(Source material)
+ + +
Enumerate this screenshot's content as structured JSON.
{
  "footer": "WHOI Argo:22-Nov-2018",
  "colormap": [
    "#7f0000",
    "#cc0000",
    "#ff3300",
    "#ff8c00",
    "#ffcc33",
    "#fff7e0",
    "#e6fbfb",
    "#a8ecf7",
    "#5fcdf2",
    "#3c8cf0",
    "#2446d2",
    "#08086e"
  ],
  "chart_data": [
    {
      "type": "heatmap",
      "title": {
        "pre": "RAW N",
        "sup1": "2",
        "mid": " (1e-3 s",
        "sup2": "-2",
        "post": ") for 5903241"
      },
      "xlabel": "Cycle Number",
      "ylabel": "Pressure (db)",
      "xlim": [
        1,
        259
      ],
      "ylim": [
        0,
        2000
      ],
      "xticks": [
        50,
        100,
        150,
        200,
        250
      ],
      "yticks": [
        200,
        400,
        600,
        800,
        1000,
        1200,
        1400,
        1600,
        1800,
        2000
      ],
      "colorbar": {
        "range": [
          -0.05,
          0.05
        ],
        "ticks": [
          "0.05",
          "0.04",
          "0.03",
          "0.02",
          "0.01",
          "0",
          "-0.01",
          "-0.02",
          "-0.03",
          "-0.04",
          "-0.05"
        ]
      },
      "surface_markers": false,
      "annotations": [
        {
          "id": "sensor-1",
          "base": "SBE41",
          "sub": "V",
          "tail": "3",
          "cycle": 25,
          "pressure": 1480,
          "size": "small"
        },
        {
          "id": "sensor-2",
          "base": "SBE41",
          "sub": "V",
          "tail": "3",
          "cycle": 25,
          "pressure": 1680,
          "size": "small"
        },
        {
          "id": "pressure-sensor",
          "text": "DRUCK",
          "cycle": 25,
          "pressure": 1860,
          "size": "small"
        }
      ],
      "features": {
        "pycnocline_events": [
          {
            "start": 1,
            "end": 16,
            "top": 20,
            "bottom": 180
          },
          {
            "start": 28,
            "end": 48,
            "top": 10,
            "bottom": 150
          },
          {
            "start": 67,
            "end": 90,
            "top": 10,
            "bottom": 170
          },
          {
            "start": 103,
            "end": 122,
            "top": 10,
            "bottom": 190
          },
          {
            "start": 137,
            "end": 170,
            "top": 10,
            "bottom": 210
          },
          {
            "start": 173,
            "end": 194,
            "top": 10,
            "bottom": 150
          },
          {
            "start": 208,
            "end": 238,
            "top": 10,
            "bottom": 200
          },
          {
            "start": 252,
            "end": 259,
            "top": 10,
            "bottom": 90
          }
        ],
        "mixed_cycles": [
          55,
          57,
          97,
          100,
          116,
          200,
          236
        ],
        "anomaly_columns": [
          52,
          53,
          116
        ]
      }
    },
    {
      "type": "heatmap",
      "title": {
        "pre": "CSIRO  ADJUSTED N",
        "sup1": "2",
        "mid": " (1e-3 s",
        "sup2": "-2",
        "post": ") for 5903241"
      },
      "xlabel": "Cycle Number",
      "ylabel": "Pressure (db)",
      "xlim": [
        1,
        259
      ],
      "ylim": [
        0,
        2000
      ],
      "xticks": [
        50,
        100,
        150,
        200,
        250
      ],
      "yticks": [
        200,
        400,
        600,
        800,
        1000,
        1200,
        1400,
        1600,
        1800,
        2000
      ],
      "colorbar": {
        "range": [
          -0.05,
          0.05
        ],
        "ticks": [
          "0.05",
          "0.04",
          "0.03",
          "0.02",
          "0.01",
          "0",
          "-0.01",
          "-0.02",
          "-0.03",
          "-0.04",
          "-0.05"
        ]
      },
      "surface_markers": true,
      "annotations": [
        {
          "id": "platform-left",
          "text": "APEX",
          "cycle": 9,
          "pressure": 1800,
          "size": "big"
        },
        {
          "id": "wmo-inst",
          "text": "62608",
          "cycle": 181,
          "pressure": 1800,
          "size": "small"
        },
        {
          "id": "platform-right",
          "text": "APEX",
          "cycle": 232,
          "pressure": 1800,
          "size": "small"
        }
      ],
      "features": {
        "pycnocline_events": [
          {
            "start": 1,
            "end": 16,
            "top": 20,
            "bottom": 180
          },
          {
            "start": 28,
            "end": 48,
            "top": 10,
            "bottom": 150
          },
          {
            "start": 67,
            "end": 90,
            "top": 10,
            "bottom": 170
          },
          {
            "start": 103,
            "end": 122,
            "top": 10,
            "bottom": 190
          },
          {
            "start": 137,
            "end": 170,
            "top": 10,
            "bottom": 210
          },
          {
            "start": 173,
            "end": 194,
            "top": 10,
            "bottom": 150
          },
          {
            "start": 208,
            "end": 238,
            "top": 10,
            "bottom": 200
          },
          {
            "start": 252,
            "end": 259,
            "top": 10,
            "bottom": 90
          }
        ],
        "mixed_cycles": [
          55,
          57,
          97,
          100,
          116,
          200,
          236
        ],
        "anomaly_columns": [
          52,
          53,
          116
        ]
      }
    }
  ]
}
+ + +
Set down all of the entries exactly, please.

Enumerate this screenshot's content as structured JSON.
{
  "footer": "WHOI Argo:22-Nov-2018",
  "colormap": [
    "#7f0000",
    "#cc0000",
    "#ff3300",
    "#ff8c00",
    "#ffcc33",
    "#fff7e0",
    "#e6fbfb",
    "#a8ecf7",
    "#5fcdf2",
    "#3c8cf0",
    "#2446d2",
    "#08086e"
  ],
  "chart_data": [
    {
      "type": "heatmap",
      "title": {
        "pre": "RAW N",
        "sup1": "2",
        "mid": " (1e-3 s",
        "sup2": "-2",
        "post": ") for 5903241"
      },
      "xlabel": "Cycle Number",
      "ylabel": "Pressure (db)",
      "xlim": [
        1,
        259
      ],
      "ylim": [
        0,
        2000
      ],
      "xticks": [
        50,
        100,
        150,
        200,
        250
      ],
      "yticks": [
        200,
        400,
        600,
        800,
        1000,
        1200,
        1400,
        1600,
        1800,
        2000
      ],
      "colorbar": {
        "range": [
          -0.05,
          0.05
        ],
        "ticks": [
          "0.05",
          "0.04",
          "0.03",
          "0.02",
          "0.01",
          "0",
          "-0.01",
          "-0.02",
          "-0.03",
          "-0.04",
          "-0.05"
        ]
      },
      "surface_markers": false,
      "annotations": [
        {
          "id": "sensor-1",
          "base": "SBE41",
          "sub": "V",
          "tail": "3",
          "cycle": 25,
          "pressure": 1480,
          "size": "small"
        },
        {
          "id": "sensor-2",
          "base": "SBE41",
          "sub": "V",
          "tail": "3",
          "cycle": 25,
          "pressure": 1680,
          "size": "small"
        },
        {
          "id": "pressure-sensor",
          "text": "DRUCK",
          "cycle": 25,
          "pressure": 1860,
          "size": "small"
        }
      ],
      "features": {
        "pycnocline_events": [
          {
            "start": 1,
            "end": 16,
            "top": 20,
            "bottom": 180
          },
          {
            "start": 28,
            "end": 48,
            "top": 10,
            "bottom": 150
          },
          {
            "start": 67,
            "end": 90,
            "top": 10,
            "bottom": 170
          },
          {
            "start": 103,
            "end": 122,
            "top": 10,
            "bottom": 190
          },
          {
            "start": 137,
            "end": 170,
            "top": 10,
            "bottom": 210
          },
          {
            "start": 173,
            "end": 194,
            "top": 10,
            "bottom": 150
          },
          {
            "start": 208,
            "end": 238,
            "top": 10,
            "bottom": 200
          },
          {
            "start": 252,
            "end": 259,
            "top": 10,
            "bottom": 90
          }
        ],
        "mixed_cycles": [
          55,
          57,
          97,
          100,
          116,
          200,
          236
        ],
        "anomaly_columns": [
          52,
          53,
          116
        ]
      }
    },
    {
      "type": "heatmap",
      "title": {
        "pre": "CSIRO  ADJUSTED N",
        "sup1": "2",
        "mid": " (1e-3 s",
        "sup2": "-2",
        "post": ") for 5903241"
      },
      "xlabel": "Cycle Number",
      "ylabel": "Pressure (db)",
      "xlim": [
        1,
        259
      ],
      "ylim": [
        0,
        2000
      ],
      "xticks": [
        50,
        100,
        150,
        200,
        250
      ],
      "yticks": [
        200,
        400,
        600,
        800,
        1000,
        1200,
        1400,
        1600,
        1800,
        2000
      ],
      "colorbar": {
        "range": [
          -0.05,
          0.05
        ],
        "ticks": [
          "0.05",
          "0.04",
          "0.03",
          "0.02",
          "0.01",
          "0",
          "-0.01",
          "-0.02",
          "-0.03",
          "-0.04",
          "-0.05"
        ]
      },
      "surface_markers": true,
      "annotations": [
        {
          "id": "platform-left",
          "text": "APEX",
          "cycle": 9,
          "pressure": 1800,
          "size": "big"
        },
        {
          "id": "wmo-inst",
          "text": "62608",
          "cycle": 181,
          "pressure": 1800,
          "size": "small"
        },
        {
          "id": "platform-right",
          "text": "APEX",
          "cycle": 232,
          "pressure": 1800,
          "size": "small"
        }
      ],
      "features": {
        "pycnocline_events": [
          {
            "start": 1,
            "end": 16,
            "top": 20,
            "bottom": 180
          },
          {
            "start": 28,
            "end": 48,
            "top": 10,
            "bottom": 150
          },
          {
            "start": 67,
            "end": 90,
            "top": 10,
            "bottom": 170
          },
          {
            "start": 103,
            "end": 122,
            "top": 10,
            "bottom": 190
          },
          {
            "start": 137,
            "end": 170,
            "top": 10,
            "bottom": 210
          },
          {
            "start": 173,
            "end": 194,
            "top": 10,
            "bottom": 150
          },
          {
            "start": 208,
            "end": 238,
            "top": 10,
            "bottom": 200
          },
          {
            "start": 252,
            "end": 259,
            "top": 10,
            "bottom": 90
          }
        ],
        "mixed_cycles": [
          55,
          57,
          97,
          100,
          116,
          200,
          236
        ],
        "anomaly_columns": [
          52,
          53,
          116
        ]
      }
    }
  ]
}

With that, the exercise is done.